__Exercices à réaliser__:
A – Dans l'extrait du document, relevez toutes les personnes nommées dans la partie placée sous le titre « Pamphlet contre les catholiques de France ».
B – D'après l'extrait du document, à quel endroit Julien Green s'inscrit-il à son retour à Paris ?
C – Recopiez le passage de l'extrait du document en commençant à « L'homme prépare deux » et en terminant à « Tu es catholique? », puis substituez « parution » à « publication ».

__Extrait du document__:
----
Poésie / Poémes d'Julien Green





Au fils qui n'éprouve de vocation pour aucun métier, les parents français demandent sans cesse : « Mais que vas-tu donc faire pour gagner ta vie ?» M. Green, lui, n'abordait jamais ce sujet avec son fils. Cependant les Anglo-Saxons savent faire parler le silence, et une question qui n'a pas été formulée ne s'en trouve pas moins posée par eux. Julien Green laissait comprendre que le problème ne l'inquiétait point, bien qu'aucune aide ne pût lui venir de sa famille après la ruine de son père, datant d'avant sa naissance. Revenu à Paris, il va s'inscrire à la Grande Chaumière, après avoir décidé : Je serai peintre. Cette vocation, il croit sincèrement l'avoir - mais son illusion sera de courte durée. M. Green emmène un jour son fils chez Mike Stein, l'un des deux frères de Gertrude Stein et célèbre collectionneur. Là, le jeune visiteur se trouve face à face avec quelques Matisse des plus fameux, et le portrait d'une dame, surtout, l'étonné : une femme avec des yeux charbonneux et la moitié du visage vert pomme. "C'est Mme Matisse», dit M. Stein... Il me raconta qu'un monsieur, ayant vu ce portrait dans l'atelier du peintre, avait demandé a Matisse pourquoi il avait peint le visage en vert. Sur quoi, Matisse avait jeté au curieux un sale regard et avait répondu d'un ton glacial : «Monsieur, ce visage n'est pas vert. »



A Julien Green qui la regarde alors avec perplexité, la Dame verte parle : Regarde-moi, semble-t-elle dire. Mon visage est de tra-Vers et à moitié vert, et mon nez se retrousse d'un côté comme si je reniflais... Je suis hystérique. Je suis la dame qui enfonce une longue épingle à chapeau dans son chapeau, zzzz, à travers la cervelle ! Je suis moderne, mon garçon, je suis l'art moderne, et tu viendras à moi, un jour.

Le jeune homme renonce à la peinture après cette entrevue, car il sent qu'il ne pourra et ne voudra pas peindre comme ça.



« Pamphlet contre les catholiques de France »



Le hasard le met alors en rapport avec un jeune intellectuel qui brûle de devenir chef d'école, Pierre Morhange. Visage étroit et, dans le regard, une étincelle qu'on n'oublie pas. Révolutionnaire, ce petit prophète consumé de ferveur nihiliste veut faire table rase avant d'imposer à la société un nouvel ordre fondé sur la justice. « N'as-tu pas remarqué, demande-t-il à Green, que Shakespeare et Lénine ont le même front ? »

L'homme prépare deux machines de guerre : la revue Philoso-phies, arme stratégique, et la Revue des pamphlétaires, arme tactique. Rédigé par un seul écrivain, chaque numéro de cette dernière publication prendra pour cible une puissance du jour. Au cours d'une promenade au Bois, Morhange demande à son compagnon de lui révéler ce qui l'intéresse le plus dans la vie :

- La religion.

- Tu es catholique?

- Oui, catholique romain...
----
__Enregistrements du corpus__:
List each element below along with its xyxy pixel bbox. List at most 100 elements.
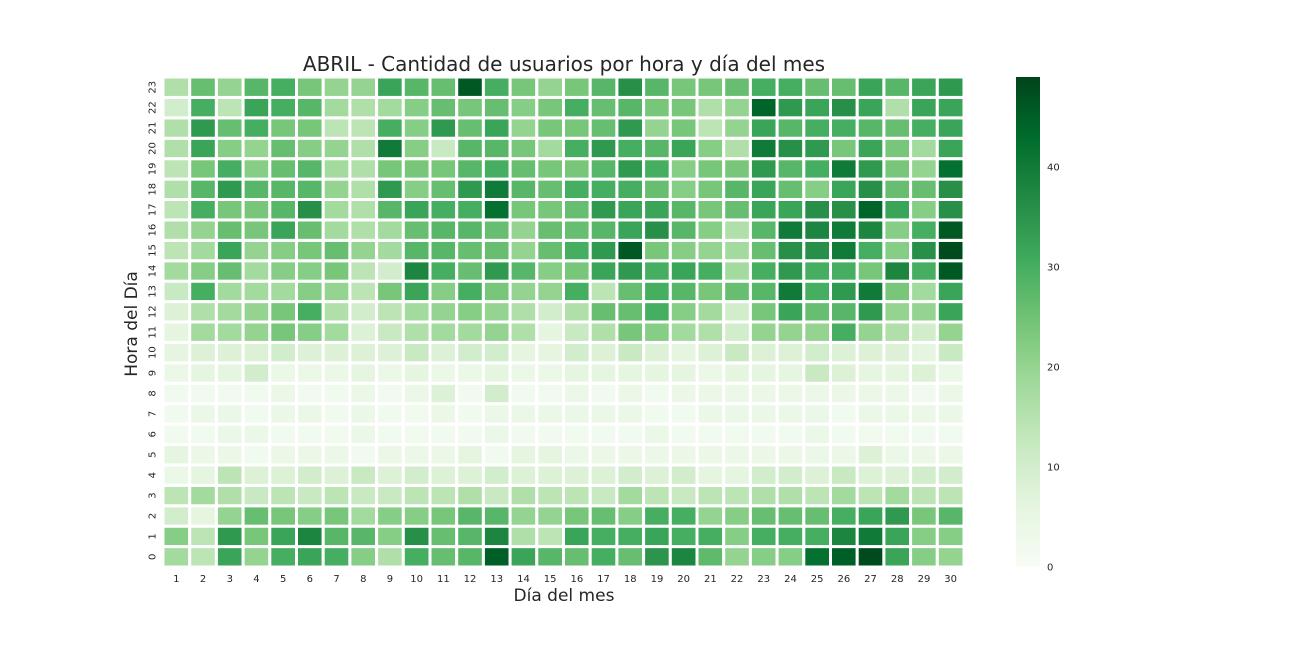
heatmap-cell <box>481 340 512 365</box>
heatmap-cell <box>375 320 405 344</box>
y-tick-label: 19 <box>148 163 159 176</box>
heatmap-cell <box>695 340 726 365</box>
heatmap-cell <box>882 402 913 426</box>
x-tick-label: 14 <box>517 574 530 585</box>
heatmap-cell <box>321 157 352 181</box>
heatmap-cell <box>722 524 752 549</box>
x-tick-label: 9 <box>387 574 393 585</box>
heatmap-cell <box>882 136 913 161</box>
heatmap-cell <box>214 238 245 263</box>
heatmap-cell <box>348 402 379 426</box>
heatmap-cell <box>855 177 886 201</box>
heatmap-cell <box>481 320 512 344</box>
heatmap-cell <box>695 259 726 283</box>
heatmap-cell <box>401 402 432 426</box>
x-tick-label: 10 <box>410 574 423 585</box>
heatmap-cell <box>695 463 726 487</box>
heatmap-cell <box>668 320 699 344</box>
heatmap-cell <box>214 136 245 161</box>
heatmap-cell <box>855 95 886 120</box>
heatmap-cell <box>188 504 218 528</box>
heatmap-cell <box>321 340 352 365</box>
heatmap-cell <box>348 483 379 508</box>
heatmap-cell <box>508 545 539 569</box>
heatmap-cell <box>829 279 859 304</box>
heatmap-cell <box>748 218 779 242</box>
heatmap-cell <box>188 422 218 447</box>
heatmap-cell <box>615 300 646 324</box>
heatmap-cell <box>188 198 218 222</box>
heatmap-cell <box>268 218 298 242</box>
heatmap-cell <box>508 463 539 487</box>
heatmap-cell <box>375 259 405 283</box>
heatmap-cell <box>241 443 272 467</box>
heatmap-cell <box>214 340 245 365</box>
heatmap-cell <box>428 443 459 467</box>
heatmap-cell <box>295 75 325 99</box>
x-tick-label: 12 <box>464 574 477 585</box>
heatmap-cell <box>909 75 939 99</box>
heatmap-cell <box>481 463 512 487</box>
heatmap-cell <box>535 116 565 140</box>
heatmap-cell <box>695 402 726 426</box>
heatmap-cell <box>481 422 512 447</box>
heatmap-cell <box>481 545 512 569</box>
heatmap-cell <box>615 238 646 263</box>
heatmap-cell <box>855 361 886 385</box>
heatmap-cell <box>642 238 672 263</box>
heatmap-cell <box>829 381 859 406</box>
heatmap-cell <box>428 340 459 365</box>
heatmap-cell <box>214 320 245 344</box>
heatmap-cell <box>455 136 485 161</box>
heatmap-cell <box>161 402 192 426</box>
heatmap-cell <box>722 75 752 99</box>
heatmap-cell <box>802 483 832 508</box>
heatmap-cell <box>909 136 939 161</box>
heatmap-cell <box>775 504 806 528</box>
heatmap-cell <box>295 136 325 161</box>
heatmap-cell <box>775 443 806 467</box>
heatmap-cell <box>775 279 806 304</box>
heatmap-cell <box>348 279 379 304</box>
y-tick-label: 15 <box>148 244 159 257</box>
heatmap-cell <box>909 198 939 222</box>
heatmap-cell <box>775 545 806 569</box>
heatmap-cell <box>722 422 752 447</box>
heatmap-cell <box>241 463 272 487</box>
heatmap-cell <box>508 218 539 242</box>
heatmap-cell <box>802 300 832 324</box>
heatmap-cell <box>562 361 592 385</box>
heatmap-cell <box>588 177 619 201</box>
heatmap-cell <box>748 402 779 426</box>
heatmap-cell <box>588 198 619 222</box>
heatmap-cell <box>668 136 699 161</box>
heatmap-cell <box>855 259 886 283</box>
heatmap-cell <box>615 157 646 181</box>
heatmap-cell <box>588 116 619 140</box>
heatmap-cell <box>722 177 752 201</box>
heatmap-cell <box>455 157 485 181</box>
heatmap-cell <box>188 300 218 324</box>
heatmap-cell <box>535 402 565 426</box>
heatmap-cell <box>562 443 592 467</box>
heatmap-cell <box>935 136 966 161</box>
heatmap-cell <box>241 381 272 406</box>
heatmap-cell <box>909 422 939 447</box>
heatmap-cell <box>268 238 298 263</box>
heatmap-cell <box>268 340 298 365</box>
x-tick-label: 3 <box>227 574 233 585</box>
heatmap-cell <box>268 177 298 201</box>
heatmap-cell <box>508 157 539 181</box>
heatmap-cell <box>295 402 325 426</box>
heatmap-cell <box>455 483 485 508</box>
heatmap-cell <box>935 463 966 487</box>
heatmap-cell <box>321 361 352 385</box>
heatmap-cell <box>375 300 405 324</box>
heatmap-cell <box>321 136 352 161</box>
heatmap-cell <box>268 198 298 222</box>
heatmap-cell <box>748 422 779 447</box>
heatmap-cell <box>695 320 726 344</box>
heatmap-cell <box>588 300 619 324</box>
heatmap-cell <box>829 320 859 344</box>
heatmap-cell <box>668 279 699 304</box>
----
__Réponses par exercice__:
A – Pierre Morhange, Green, Shakespeare, Lénine

B – À la Grande Chaumière.

C –
L'homme prépare deux machines de guerre : la revue Philoso-phies, arme stratégique, et la Revue des pamphlétaires, arme tactique. Rédigé par un seul écrivain, chaque numéro de cette dernière parution prendra pour cible une puissance du jour. Au cours d'une promenade au Bois, Morhange demande à son compagnon de lui révéler ce qui l'intéresse le plus dans la vie :

- La religion.

- Tu es catholique?